▶ [FRAGMENTO PROPORCIONADO]:
....
De entrada, el simbolismo. Por primera ocasión en la historia de Estados Unidos dos mujeres presiden el Congreso cuando el primer mandatario de esa nación informó sobre sus primeros 100 días al frente del gobierno.
En la parte sustantiva, después de informar sobre los logros del gobierno –no pocos, por cierto–, Joseph Biden desplegó lo que pareciera ser una redición de lo que otros de sus antecesores demócratas, Roosevelt y Johnson, en especial hicieron en beneficio de quienes históricamente han necesitado del apoyo del gobierno para su bienestar y subsistencia. La propuesta de Biden no parece estar enmarcada en el dilema entre un desarrollo conservador o liberal. Es algo que va más allá y que se aproxima más a las propuestas del sector más progresista del partido demócrata que encabezan Bernie Sanders, Elisabeth Warren, Alejandra Ocasio Cortéz y Pramila Jayapal, entre otros distinguidos representantes de la izquierda demócrata.
....
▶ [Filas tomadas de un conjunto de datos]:
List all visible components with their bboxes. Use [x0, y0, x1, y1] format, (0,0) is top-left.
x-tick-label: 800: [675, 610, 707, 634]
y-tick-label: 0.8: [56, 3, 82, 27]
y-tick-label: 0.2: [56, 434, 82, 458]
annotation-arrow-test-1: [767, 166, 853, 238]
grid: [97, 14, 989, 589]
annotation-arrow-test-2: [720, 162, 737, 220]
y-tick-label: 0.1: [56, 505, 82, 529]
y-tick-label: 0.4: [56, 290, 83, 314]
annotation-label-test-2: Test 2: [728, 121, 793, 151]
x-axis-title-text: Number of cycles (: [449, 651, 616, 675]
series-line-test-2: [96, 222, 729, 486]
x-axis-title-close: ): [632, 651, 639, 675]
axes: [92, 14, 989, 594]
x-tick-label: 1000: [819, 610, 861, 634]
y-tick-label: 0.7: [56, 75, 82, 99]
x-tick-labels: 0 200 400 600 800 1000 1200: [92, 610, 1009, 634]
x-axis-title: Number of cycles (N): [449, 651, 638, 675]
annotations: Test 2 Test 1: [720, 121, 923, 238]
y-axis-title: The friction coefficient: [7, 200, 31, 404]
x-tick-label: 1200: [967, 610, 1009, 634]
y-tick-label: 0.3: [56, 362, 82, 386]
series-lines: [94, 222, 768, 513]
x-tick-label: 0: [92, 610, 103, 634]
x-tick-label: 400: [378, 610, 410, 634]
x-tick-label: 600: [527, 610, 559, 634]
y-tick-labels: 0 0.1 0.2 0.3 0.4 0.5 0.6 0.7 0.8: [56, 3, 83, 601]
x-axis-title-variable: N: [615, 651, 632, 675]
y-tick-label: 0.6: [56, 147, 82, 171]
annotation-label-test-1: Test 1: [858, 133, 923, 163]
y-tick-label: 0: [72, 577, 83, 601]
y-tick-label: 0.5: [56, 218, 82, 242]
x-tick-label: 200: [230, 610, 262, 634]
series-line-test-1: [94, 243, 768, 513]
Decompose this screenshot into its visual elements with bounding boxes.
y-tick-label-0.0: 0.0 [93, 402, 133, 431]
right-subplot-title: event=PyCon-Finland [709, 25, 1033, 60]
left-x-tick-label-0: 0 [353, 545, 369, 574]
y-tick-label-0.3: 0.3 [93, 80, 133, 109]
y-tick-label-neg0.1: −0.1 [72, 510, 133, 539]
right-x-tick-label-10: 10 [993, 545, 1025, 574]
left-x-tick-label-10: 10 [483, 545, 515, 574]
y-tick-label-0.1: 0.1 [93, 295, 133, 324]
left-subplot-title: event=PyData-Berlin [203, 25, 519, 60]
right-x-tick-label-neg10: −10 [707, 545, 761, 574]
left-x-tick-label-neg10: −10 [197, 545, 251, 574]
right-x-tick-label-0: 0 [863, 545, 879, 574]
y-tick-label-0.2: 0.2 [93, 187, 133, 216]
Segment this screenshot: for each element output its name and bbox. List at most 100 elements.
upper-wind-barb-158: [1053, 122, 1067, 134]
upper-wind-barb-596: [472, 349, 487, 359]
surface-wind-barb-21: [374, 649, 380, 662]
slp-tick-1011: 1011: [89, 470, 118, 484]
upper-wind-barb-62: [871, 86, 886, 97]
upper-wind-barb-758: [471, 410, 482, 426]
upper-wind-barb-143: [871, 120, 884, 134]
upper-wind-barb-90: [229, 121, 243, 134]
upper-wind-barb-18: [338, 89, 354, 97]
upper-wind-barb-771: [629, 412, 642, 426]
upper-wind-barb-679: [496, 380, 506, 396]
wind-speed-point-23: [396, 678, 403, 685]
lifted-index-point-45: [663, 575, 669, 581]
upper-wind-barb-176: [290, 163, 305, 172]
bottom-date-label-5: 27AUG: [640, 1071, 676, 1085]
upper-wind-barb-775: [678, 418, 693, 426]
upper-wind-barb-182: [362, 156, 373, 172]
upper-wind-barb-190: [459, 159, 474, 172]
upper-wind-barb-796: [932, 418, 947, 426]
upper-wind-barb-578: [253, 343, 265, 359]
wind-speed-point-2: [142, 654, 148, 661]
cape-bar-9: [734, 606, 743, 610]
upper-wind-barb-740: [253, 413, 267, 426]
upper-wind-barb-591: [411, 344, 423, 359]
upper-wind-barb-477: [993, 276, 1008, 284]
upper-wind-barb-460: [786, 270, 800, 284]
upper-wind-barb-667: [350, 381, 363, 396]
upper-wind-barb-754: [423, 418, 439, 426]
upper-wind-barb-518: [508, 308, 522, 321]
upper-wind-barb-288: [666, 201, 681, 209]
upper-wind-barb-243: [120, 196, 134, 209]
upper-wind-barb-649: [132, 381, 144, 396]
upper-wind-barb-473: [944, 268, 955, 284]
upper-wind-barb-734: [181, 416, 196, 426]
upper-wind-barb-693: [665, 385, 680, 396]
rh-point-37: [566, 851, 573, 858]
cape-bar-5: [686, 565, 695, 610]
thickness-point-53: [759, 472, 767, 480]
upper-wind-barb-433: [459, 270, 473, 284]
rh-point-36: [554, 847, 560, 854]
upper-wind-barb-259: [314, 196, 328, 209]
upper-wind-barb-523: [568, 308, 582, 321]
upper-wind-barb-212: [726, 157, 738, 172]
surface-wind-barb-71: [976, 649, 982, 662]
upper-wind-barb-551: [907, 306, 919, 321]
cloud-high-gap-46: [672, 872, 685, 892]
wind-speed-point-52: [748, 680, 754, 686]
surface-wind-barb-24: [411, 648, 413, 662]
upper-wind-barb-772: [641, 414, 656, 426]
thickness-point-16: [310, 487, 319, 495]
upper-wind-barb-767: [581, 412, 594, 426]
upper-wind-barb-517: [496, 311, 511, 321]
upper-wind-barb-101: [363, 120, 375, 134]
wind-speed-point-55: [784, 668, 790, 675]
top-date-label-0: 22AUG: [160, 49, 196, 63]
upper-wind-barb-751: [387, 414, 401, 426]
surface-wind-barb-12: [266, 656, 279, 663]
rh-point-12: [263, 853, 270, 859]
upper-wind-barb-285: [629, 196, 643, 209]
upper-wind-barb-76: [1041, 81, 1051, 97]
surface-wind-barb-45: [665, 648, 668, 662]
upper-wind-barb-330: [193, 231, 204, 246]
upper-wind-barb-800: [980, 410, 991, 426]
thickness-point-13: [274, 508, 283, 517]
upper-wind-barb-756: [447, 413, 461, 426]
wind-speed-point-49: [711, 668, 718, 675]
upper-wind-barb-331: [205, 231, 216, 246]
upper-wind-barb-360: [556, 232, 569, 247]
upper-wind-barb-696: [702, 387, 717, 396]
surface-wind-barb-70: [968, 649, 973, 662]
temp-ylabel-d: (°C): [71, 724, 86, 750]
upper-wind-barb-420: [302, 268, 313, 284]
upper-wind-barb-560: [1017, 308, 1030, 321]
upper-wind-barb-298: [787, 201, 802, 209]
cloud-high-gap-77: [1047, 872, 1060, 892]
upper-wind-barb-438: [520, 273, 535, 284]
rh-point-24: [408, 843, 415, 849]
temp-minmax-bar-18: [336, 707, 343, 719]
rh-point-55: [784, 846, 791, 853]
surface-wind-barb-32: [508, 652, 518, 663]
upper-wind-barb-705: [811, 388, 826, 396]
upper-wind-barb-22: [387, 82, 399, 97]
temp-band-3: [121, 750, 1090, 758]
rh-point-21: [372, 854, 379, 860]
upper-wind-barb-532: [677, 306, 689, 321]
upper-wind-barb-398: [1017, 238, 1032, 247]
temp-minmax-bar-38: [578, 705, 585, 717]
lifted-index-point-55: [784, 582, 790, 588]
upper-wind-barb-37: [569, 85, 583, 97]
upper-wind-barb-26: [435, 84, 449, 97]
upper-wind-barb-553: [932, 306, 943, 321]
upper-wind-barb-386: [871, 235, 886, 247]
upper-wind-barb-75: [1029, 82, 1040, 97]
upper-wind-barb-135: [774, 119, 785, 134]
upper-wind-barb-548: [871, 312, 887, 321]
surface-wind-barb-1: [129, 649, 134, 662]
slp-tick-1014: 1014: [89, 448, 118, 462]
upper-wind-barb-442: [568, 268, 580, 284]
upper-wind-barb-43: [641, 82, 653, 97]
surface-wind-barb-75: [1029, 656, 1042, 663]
....
▶ [ACTIVIDADES]:
1. En el texto sobre el informe de Biden, ¿qué antecesores demócratas se mencionan en especial?
2. Retoma el texto sobre el informe de Biden y continúalo a partir de su última oración.

▶ [TUS RESPUESTAS ESCRITAS]:
1. Roosevelt y Johnson.

2.
En su propuesta sobre el gasto en infraestructura, Biden se alejó de su concepto tradicional e incluyó a la educación, al sistema de salud, la economía familiar, la protección a la niñez y la del medio ambiente. Para rematar, incluyó un aumento de 15 dólares por hora al salario de quienes trabajan en el estado y en las compañías que prestan servicios al gobierno. También, como era obligado en el tema, se refirió a la rehabilitación de puentes y carreteras, aeropuertos, ferrocarriles, del sistema de agua y la red eléctrica, incluida la comunicación por Internet. Habló de crecimiento económico y le puso apellidos: crecimiento en beneficio de mujeres, hombres y niños a los que ese desarrollo les ha caído por goteo. No más niños debatiéndose en la pobreza o madres y padres que trabajan 40 horas o más sin ganar lo suficiente para sobrevivir. Pero lo más destacado es que su propuesta se enmarca en una idea diferente de desarrollo; es necesario invertir en el bienestar de todos y hacerlo de una forma sostenida en un horizonte que no se trunque en cinco o 10 años, crecer sí, pero en beneficio de todos, no de una élite.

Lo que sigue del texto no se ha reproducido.